DIRECTIVE => Your copy should contain exactly the lines from the one that holds "Give me the" through the end of the material, reproduced as written, with no pictures.

DATA SHOWN =>

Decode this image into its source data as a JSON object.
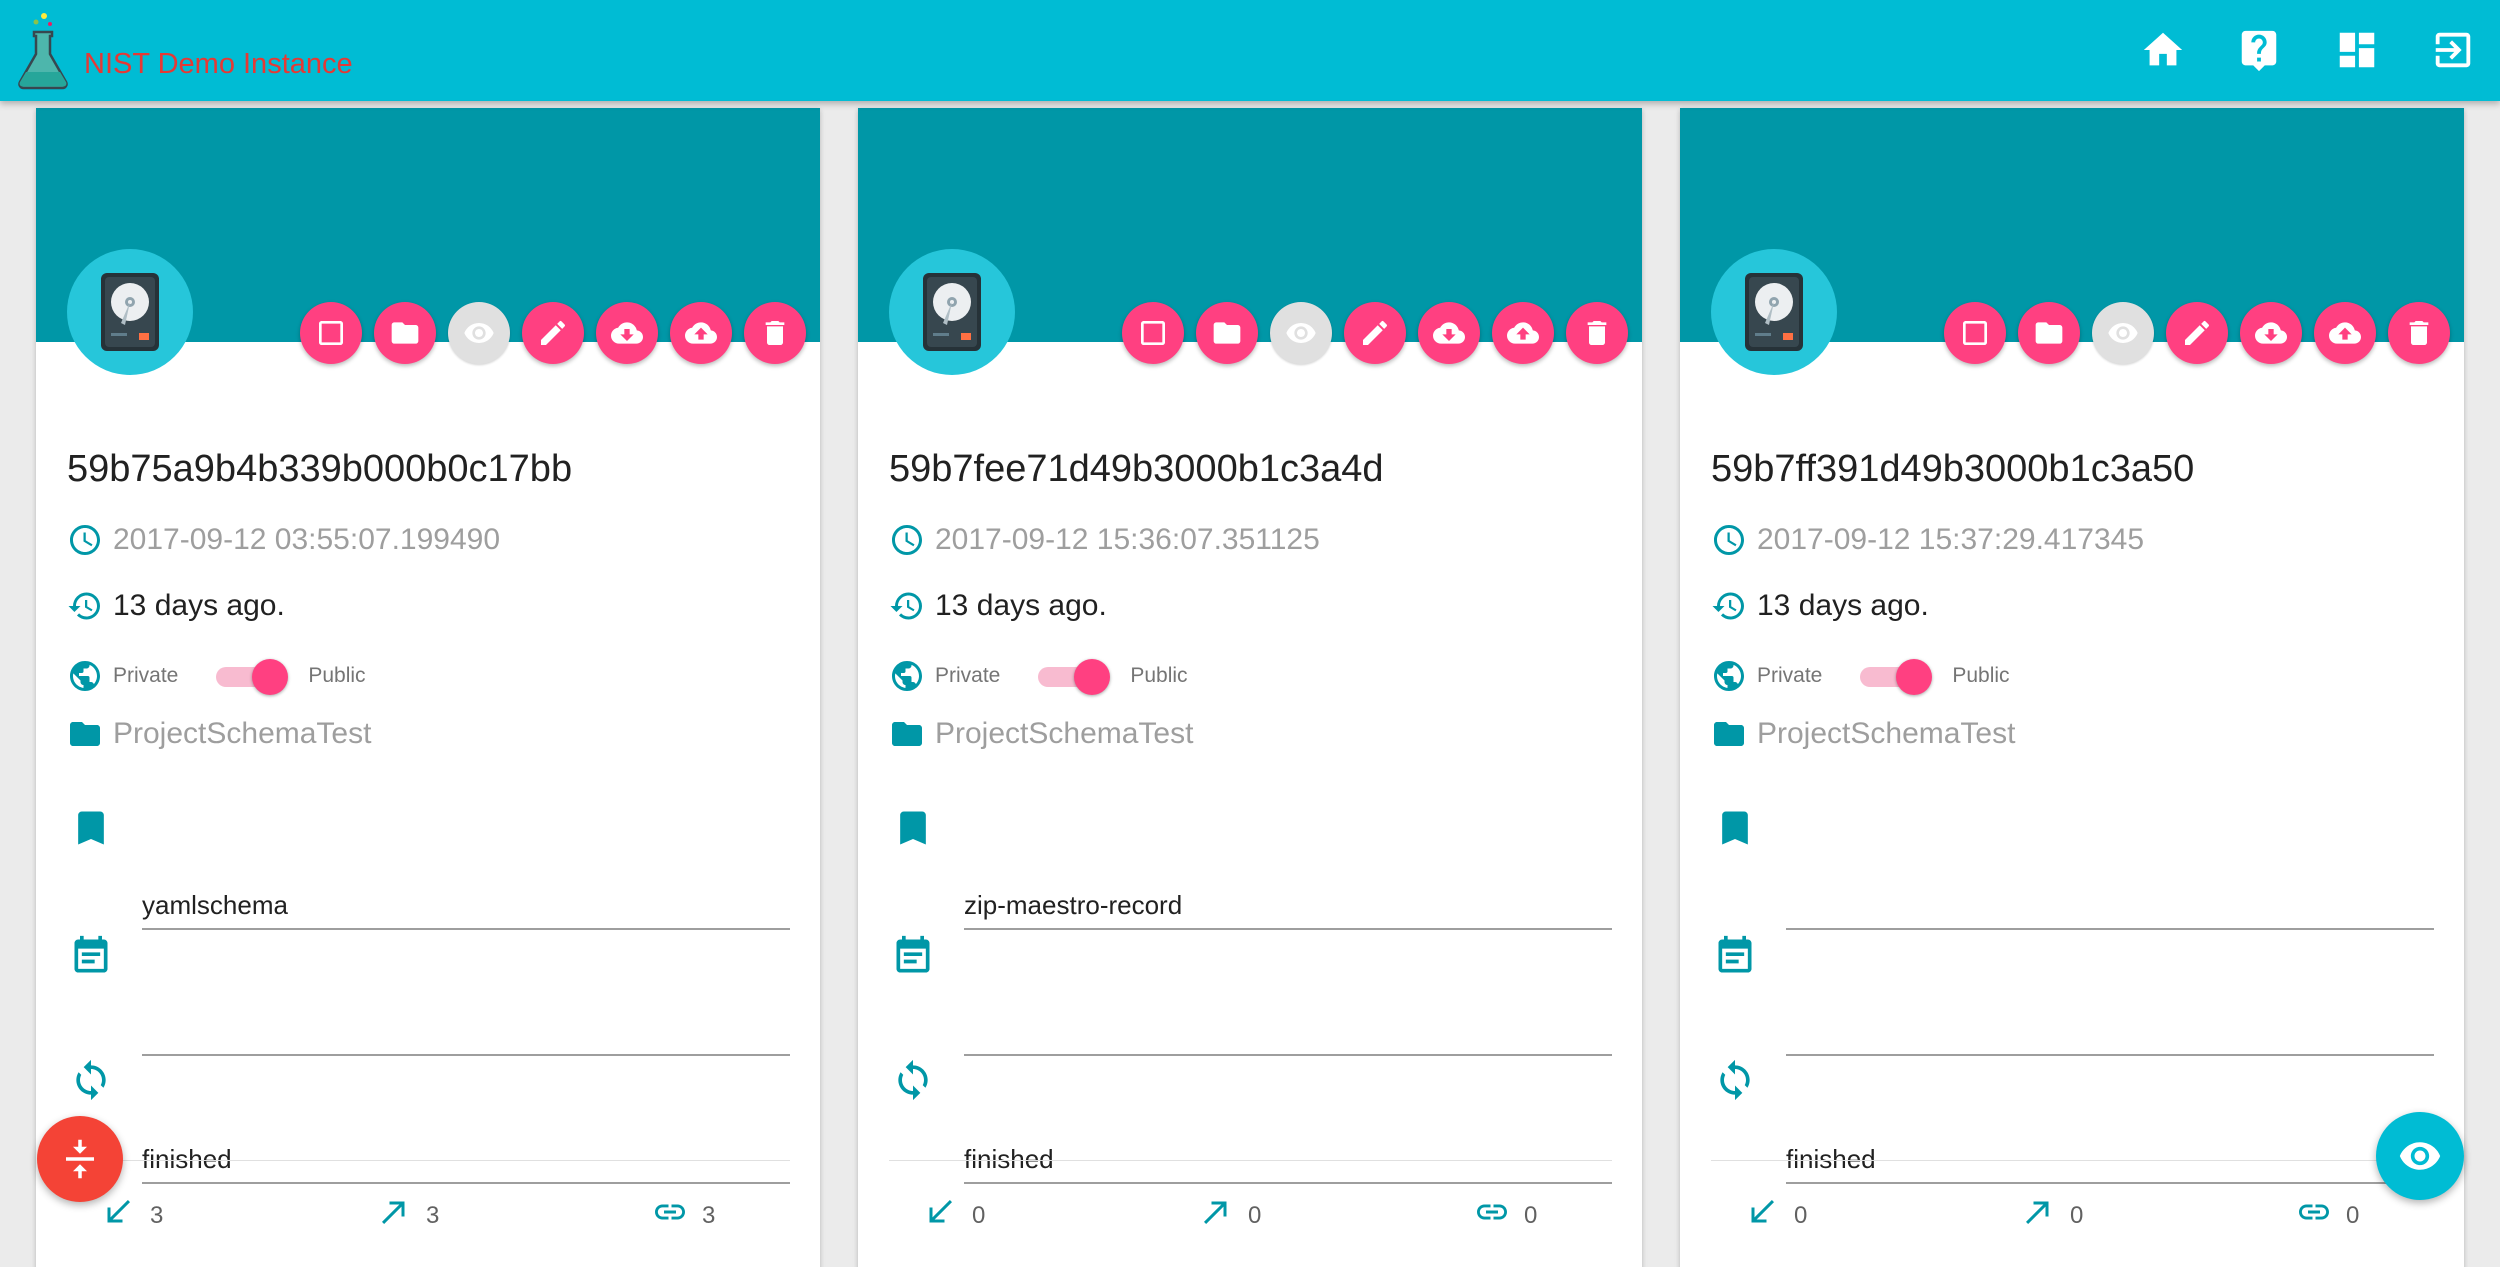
{
  "header": {
    "app_title": "NIST Demo Instance",
    "nav_icons": [
      "home-icon",
      "help-icon",
      "dashboard-icon",
      "logout-icon"
    ]
  },
  "colors": {
    "toolbar": "#00bcd4",
    "card_header": "#0097a7",
    "accent": "#ff4081",
    "title_red": "#e53935",
    "collapse_fab": "#f44336"
  },
  "action_icons": [
    "select-icon",
    "folder-icon",
    "view-icon",
    "edit-icon",
    "download-icon",
    "upload-icon",
    "delete-icon"
  ],
  "cards": [
    {
      "id": "59b75a9b4b339b000b0c17bb",
      "timestamp": "2017-09-12 03:55:07.199490",
      "ago": "13 days ago.",
      "private_label": "Private",
      "public_label": "Public",
      "is_public": true,
      "project": "ProjectSchemaTest",
      "schema": "yamlschema",
      "calendar_value": "",
      "status": "finished",
      "stats": {
        "incoming": "3",
        "outgoing": "3",
        "links": "3"
      }
    },
    {
      "id": "59b7fee71d49b3000b1c3a4d",
      "timestamp": "2017-09-12 15:36:07.351125",
      "ago": "13 days ago.",
      "private_label": "Private",
      "public_label": "Public",
      "is_public": true,
      "project": "ProjectSchemaTest",
      "schema": "zip-maestro-record",
      "calendar_value": "",
      "status": "finished",
      "stats": {
        "incoming": "0",
        "outgoing": "0",
        "links": "0"
      }
    },
    {
      "id": "59b7ff391d49b3000b1c3a50",
      "timestamp": "2017-09-12 15:37:29.417345",
      "ago": "13 days ago.",
      "private_label": "Private",
      "public_label": "Public",
      "is_public": true,
      "project": "ProjectSchemaTest",
      "schema": "",
      "calendar_value": "",
      "status": "finished",
      "stats": {
        "incoming": "0",
        "outgoing": "0",
        "links": "0"
      }
    }
  ],
  "fabs": {
    "left_icon": "collapse-icon",
    "right_icon": "eye-icon"
  }
}
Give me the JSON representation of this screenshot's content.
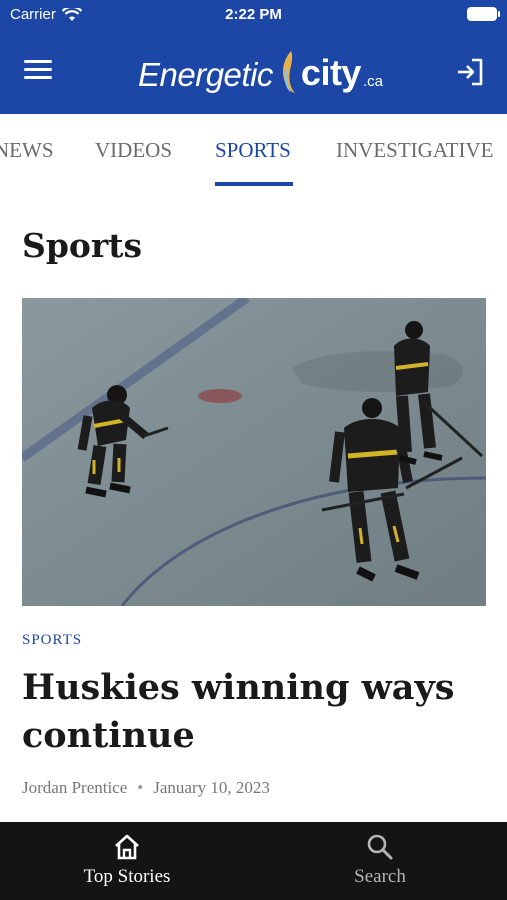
{
  "status_bar": {
    "carrier": "Carrier",
    "time": "2:22 PM"
  },
  "header": {
    "logo": {
      "word1": "Energetic",
      "word2": "city",
      "tld": ".ca"
    },
    "menu_icon": "hamburger-menu-icon",
    "login_icon": "sign-in-icon"
  },
  "tabs": [
    {
      "label": "NEWS",
      "active": false
    },
    {
      "label": "VIDEOS",
      "active": false
    },
    {
      "label": "SPORTS",
      "active": true
    },
    {
      "label": "INVESTIGATIVE",
      "active": false
    }
  ],
  "page": {
    "title": "Sports"
  },
  "article": {
    "category": "SPORTS",
    "headline": "Huskies winning ways continue",
    "author": "Jordan Prentice",
    "separator": "•",
    "date": "January 10, 2023"
  },
  "bottom_nav": [
    {
      "label": "Top Stories",
      "icon": "home-icon",
      "active": true
    },
    {
      "label": "Search",
      "icon": "search-icon",
      "active": false
    }
  ],
  "colors": {
    "brand": "#1c47a6",
    "nav_bg": "#141414",
    "accent_flame": "#e7b24a"
  }
}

ANSWER TO THE EXERCISE =>
Give me the JSON representation of this screenshot's content.
{
  "status_bar": {
    "carrier": "Carrier",
    "time": "2:22 PM"
  },
  "header": {
    "logo": {
      "word1": "Energetic",
      "word2": "city",
      "tld": ".ca"
    },
    "menu_icon": "hamburger-menu-icon",
    "login_icon": "sign-in-icon"
  },
  "tabs": [
    {
      "label": "NEWS",
      "active": false
    },
    {
      "label": "VIDEOS",
      "active": false
    },
    {
      "label": "SPORTS",
      "active": true
    },
    {
      "label": "INVESTIGATIVE",
      "active": false
    }
  ],
  "page": {
    "title": "Sports"
  },
  "article": {
    "category": "SPORTS",
    "headline": "Huskies winning ways continue",
    "author": "Jordan Prentice",
    "separator": "•",
    "date": "January 10, 2023"
  },
  "bottom_nav": [
    {
      "label": "Top Stories",
      "icon": "home-icon",
      "active": true
    },
    {
      "label": "Search",
      "icon": "search-icon",
      "active": false
    }
  ],
  "colors": {
    "brand": "#1c47a6",
    "nav_bg": "#141414",
    "accent_flame": "#e7b24a"
  }
}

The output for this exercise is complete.